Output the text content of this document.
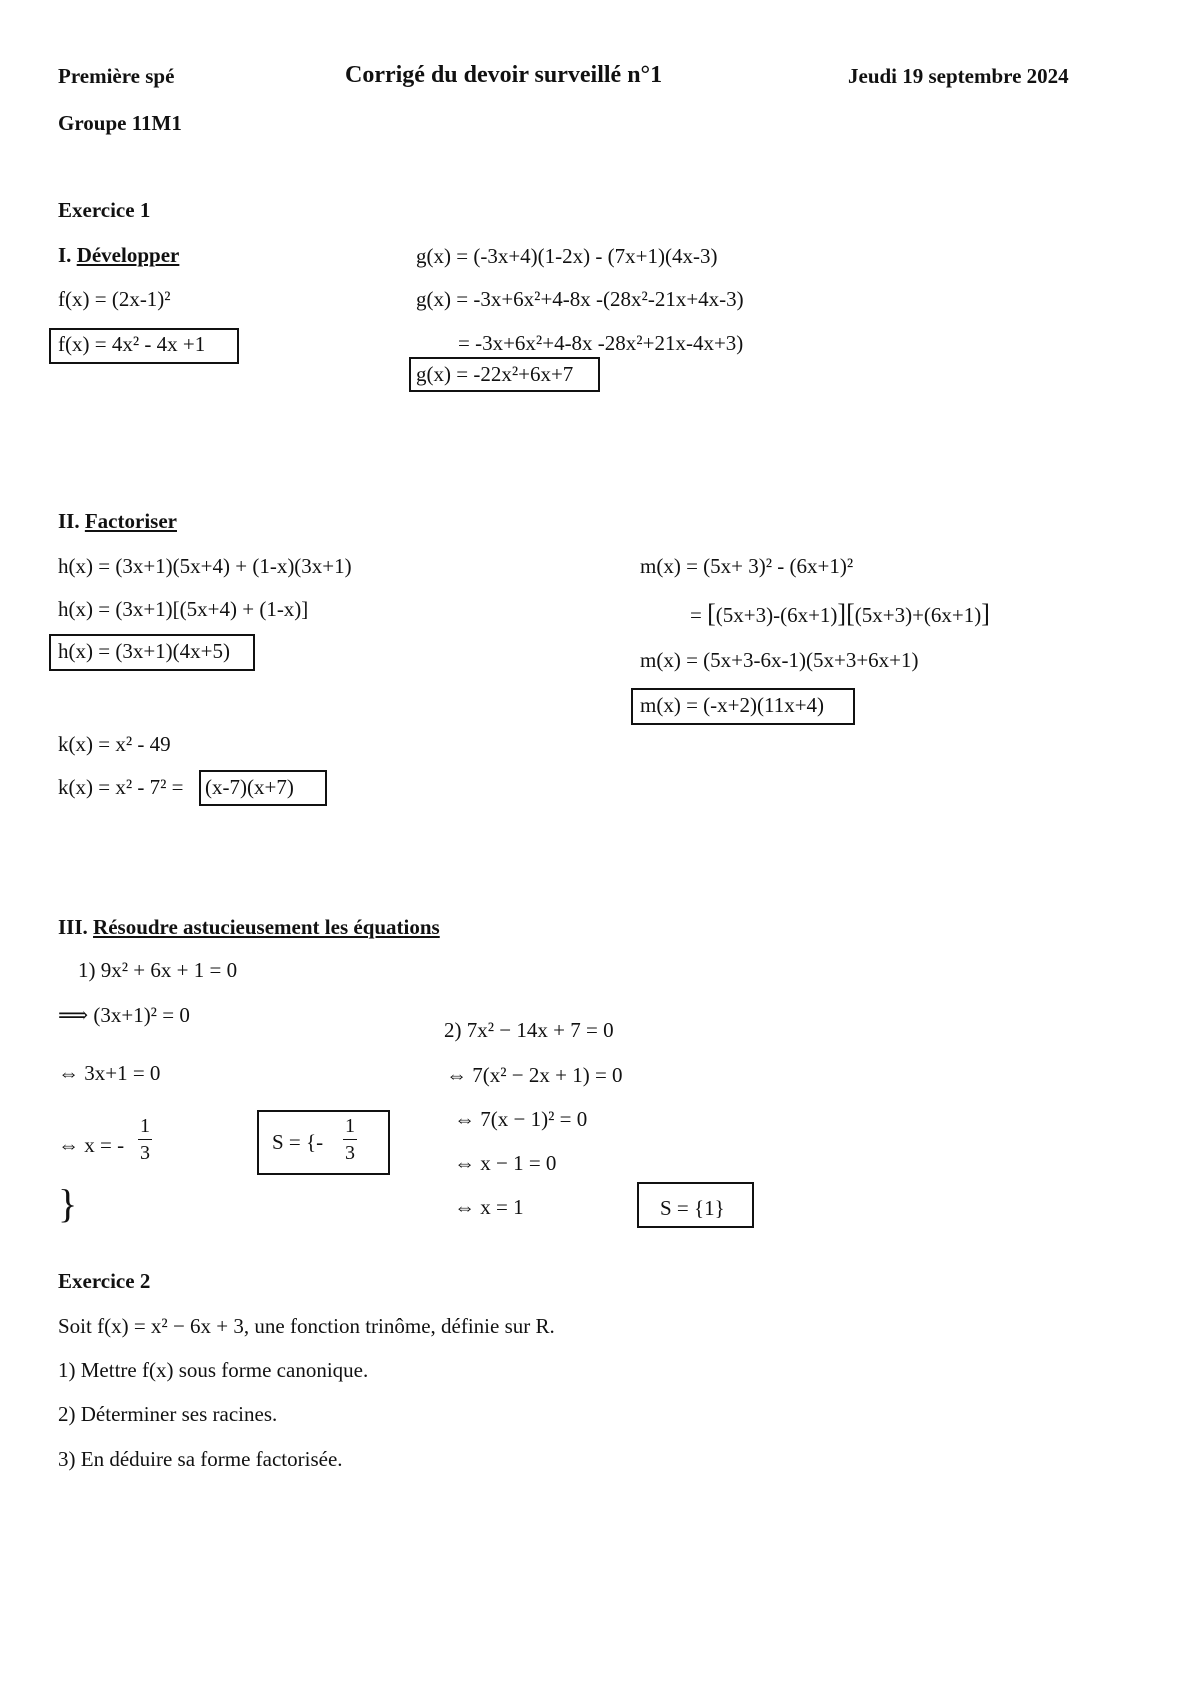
Première spé	Corrigé du devoir surveillé n°1	Jeudi 19 septembre 2024
Groupe 11M1
Exercice 1
I. Développer
f(x) = (2x-1)²
f(x) = 4x² - 4x +1
g(x) = (-3x+4)(1-2x) - (7x+1)(4x-3)
g(x) = -3x+6x²+4-8x -(28x²-21x+4x-3)
= -3x+6x²+4-8x -28x²+21x-4x+3)
g(x) = -22x²+6x+7
II. Factoriser
h(x) = (3x+1)(5x+4) + (1-x)(3x+1)
h(x) = (3x+1)[(5x+4) + (1-x)]
h(x) = (3x+1)(4x+5)
k(x) = x² - 49
k(x) = x² - 7² = (x-7)(x+7)
m(x) = (5x+ 3)² - (6x+1)²
= [(5x+3)-(6x+1)][(5x+3)+(6x+1)]
m(x) = (5x+3-6x-1)(5x+3+6x+1)
m(x) = (-x+2)(11x+4)
III. Résoudre astucieusement les équations
1) 9x² + 6x + 1 = 0
⟹ (3x+1)² = 0
⇔ 3x+1 = 0
⇔ x = -
1
3
}
S = {-
1
3
2) 7x² − 14x + 7 = 0
⇔ 7(x² − 2x + 1) = 0
⇔ 7(x − 1)² = 0
⇔ x − 1 = 0
⇔ x = 1	S = {1}
Exercice 2
Soit f(x) = x² − 6x + 3, une fonction trinôme, définie sur R.
1) Mettre f(x) sous forme canonique.
2) Déterminer ses racines.
3) En déduire sa forme factorisée.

- - -

## REQUEST
Select and copy every line of the material that holds the string "forme".

## SOLUTION FOR THIS TASK
1) Mettre f(x) sous forme canonique.
3) En déduire sa forme factorisée.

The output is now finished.